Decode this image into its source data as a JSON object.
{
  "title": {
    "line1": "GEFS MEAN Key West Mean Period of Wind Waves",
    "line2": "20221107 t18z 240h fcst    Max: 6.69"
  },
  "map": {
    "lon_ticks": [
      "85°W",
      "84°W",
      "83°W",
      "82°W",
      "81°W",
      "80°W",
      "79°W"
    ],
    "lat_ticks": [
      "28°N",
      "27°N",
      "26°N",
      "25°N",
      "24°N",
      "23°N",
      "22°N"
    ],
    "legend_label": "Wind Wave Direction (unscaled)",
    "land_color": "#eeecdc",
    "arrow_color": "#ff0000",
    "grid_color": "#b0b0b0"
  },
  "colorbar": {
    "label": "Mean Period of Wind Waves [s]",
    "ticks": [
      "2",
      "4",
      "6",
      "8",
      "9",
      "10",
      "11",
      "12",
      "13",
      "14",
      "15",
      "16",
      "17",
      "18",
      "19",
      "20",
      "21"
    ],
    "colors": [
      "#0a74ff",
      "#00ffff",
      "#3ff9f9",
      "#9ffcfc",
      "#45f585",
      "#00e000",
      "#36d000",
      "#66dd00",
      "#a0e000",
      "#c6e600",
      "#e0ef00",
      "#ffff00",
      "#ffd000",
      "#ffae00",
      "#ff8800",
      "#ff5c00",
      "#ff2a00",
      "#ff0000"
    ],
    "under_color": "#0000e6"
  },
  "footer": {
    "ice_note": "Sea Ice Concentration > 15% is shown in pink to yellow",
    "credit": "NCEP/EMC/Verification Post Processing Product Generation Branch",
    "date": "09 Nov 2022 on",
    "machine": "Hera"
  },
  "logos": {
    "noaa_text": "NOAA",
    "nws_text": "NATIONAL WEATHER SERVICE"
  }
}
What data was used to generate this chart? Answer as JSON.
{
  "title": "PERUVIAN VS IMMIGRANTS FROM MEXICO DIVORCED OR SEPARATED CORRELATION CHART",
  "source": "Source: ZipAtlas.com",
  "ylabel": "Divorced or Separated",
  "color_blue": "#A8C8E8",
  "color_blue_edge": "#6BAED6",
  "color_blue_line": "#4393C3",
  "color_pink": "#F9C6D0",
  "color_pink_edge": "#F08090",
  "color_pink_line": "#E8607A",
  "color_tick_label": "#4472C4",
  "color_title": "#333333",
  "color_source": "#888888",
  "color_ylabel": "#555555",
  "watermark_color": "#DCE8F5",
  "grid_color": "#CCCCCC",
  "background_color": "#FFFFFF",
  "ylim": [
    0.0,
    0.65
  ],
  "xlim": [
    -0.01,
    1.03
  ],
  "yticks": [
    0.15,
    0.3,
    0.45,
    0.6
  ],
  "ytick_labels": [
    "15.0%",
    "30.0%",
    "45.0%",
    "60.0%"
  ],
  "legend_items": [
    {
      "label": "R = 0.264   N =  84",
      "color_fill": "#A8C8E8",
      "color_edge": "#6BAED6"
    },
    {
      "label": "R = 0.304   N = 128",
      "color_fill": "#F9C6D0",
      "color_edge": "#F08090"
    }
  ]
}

Challenge = Above are the records. Identify each line that contains the word "this".

Completed exercise =
Decode this image into its source data as a JSON object.
What data was used to generate this chart? Answer as JSON.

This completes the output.